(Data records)
⁂

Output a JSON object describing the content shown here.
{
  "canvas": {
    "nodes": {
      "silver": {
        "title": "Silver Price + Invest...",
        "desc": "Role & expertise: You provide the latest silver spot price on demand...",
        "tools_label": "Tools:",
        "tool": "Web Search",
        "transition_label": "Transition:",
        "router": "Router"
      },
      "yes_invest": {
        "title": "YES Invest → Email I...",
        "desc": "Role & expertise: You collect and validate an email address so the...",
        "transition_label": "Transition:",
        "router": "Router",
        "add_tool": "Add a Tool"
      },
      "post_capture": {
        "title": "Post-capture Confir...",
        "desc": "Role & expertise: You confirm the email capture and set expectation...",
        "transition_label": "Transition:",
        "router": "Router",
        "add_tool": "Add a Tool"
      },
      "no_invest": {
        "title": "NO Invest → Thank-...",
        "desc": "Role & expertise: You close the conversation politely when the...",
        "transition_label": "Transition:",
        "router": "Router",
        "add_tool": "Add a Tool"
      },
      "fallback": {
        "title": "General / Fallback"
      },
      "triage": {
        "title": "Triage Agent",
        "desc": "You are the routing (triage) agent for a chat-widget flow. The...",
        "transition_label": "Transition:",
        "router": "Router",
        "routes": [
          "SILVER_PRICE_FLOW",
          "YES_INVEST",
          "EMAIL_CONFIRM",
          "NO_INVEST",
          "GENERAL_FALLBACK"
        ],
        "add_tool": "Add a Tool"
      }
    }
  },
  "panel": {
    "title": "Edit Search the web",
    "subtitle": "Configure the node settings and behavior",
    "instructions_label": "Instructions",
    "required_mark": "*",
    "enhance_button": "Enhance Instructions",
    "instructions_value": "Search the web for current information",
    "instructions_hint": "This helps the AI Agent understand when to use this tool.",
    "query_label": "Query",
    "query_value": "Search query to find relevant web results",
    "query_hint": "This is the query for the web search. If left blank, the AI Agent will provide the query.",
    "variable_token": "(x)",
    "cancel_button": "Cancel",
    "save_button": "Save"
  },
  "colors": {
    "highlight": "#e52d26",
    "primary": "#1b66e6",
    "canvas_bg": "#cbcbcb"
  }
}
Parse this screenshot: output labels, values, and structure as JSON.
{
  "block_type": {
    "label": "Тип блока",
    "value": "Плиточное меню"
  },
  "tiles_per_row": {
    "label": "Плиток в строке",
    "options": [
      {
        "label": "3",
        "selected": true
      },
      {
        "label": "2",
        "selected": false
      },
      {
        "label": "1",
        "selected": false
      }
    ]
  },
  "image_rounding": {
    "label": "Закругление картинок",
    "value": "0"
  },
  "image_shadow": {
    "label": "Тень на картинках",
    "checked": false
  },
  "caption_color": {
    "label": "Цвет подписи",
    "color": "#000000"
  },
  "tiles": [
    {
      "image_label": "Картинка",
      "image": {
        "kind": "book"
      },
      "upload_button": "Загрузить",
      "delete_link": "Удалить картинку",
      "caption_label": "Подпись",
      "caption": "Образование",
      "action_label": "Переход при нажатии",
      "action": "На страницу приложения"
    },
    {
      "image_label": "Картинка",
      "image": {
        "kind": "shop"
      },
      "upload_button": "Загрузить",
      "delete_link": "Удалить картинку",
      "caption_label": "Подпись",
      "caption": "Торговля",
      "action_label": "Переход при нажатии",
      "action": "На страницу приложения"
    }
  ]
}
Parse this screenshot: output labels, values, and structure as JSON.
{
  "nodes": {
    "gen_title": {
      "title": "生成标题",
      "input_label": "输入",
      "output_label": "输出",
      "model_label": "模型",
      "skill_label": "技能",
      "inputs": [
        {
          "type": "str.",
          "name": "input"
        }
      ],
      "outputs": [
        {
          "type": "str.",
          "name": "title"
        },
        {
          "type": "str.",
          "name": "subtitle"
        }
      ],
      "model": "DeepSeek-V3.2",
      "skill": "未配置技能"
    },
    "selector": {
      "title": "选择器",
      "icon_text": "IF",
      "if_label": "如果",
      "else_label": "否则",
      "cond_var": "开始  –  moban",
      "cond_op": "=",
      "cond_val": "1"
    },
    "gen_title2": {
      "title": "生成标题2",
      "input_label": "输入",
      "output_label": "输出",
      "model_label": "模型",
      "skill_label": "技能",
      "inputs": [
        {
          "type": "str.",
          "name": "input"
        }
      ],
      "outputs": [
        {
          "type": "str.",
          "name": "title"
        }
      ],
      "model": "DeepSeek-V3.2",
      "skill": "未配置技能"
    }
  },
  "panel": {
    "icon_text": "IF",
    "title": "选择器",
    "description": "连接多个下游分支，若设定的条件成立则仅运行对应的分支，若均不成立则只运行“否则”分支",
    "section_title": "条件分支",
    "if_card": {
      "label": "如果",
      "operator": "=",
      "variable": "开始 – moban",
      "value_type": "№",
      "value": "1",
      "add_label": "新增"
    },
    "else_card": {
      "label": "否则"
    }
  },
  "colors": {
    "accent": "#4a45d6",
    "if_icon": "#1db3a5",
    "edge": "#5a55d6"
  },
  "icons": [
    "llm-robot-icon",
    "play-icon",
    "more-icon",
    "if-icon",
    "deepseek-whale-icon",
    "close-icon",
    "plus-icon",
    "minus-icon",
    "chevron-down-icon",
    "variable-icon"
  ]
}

⁂

How many lines in the records above contain the word "close"? Reply with the number and nothing more.

:: Solution ::
2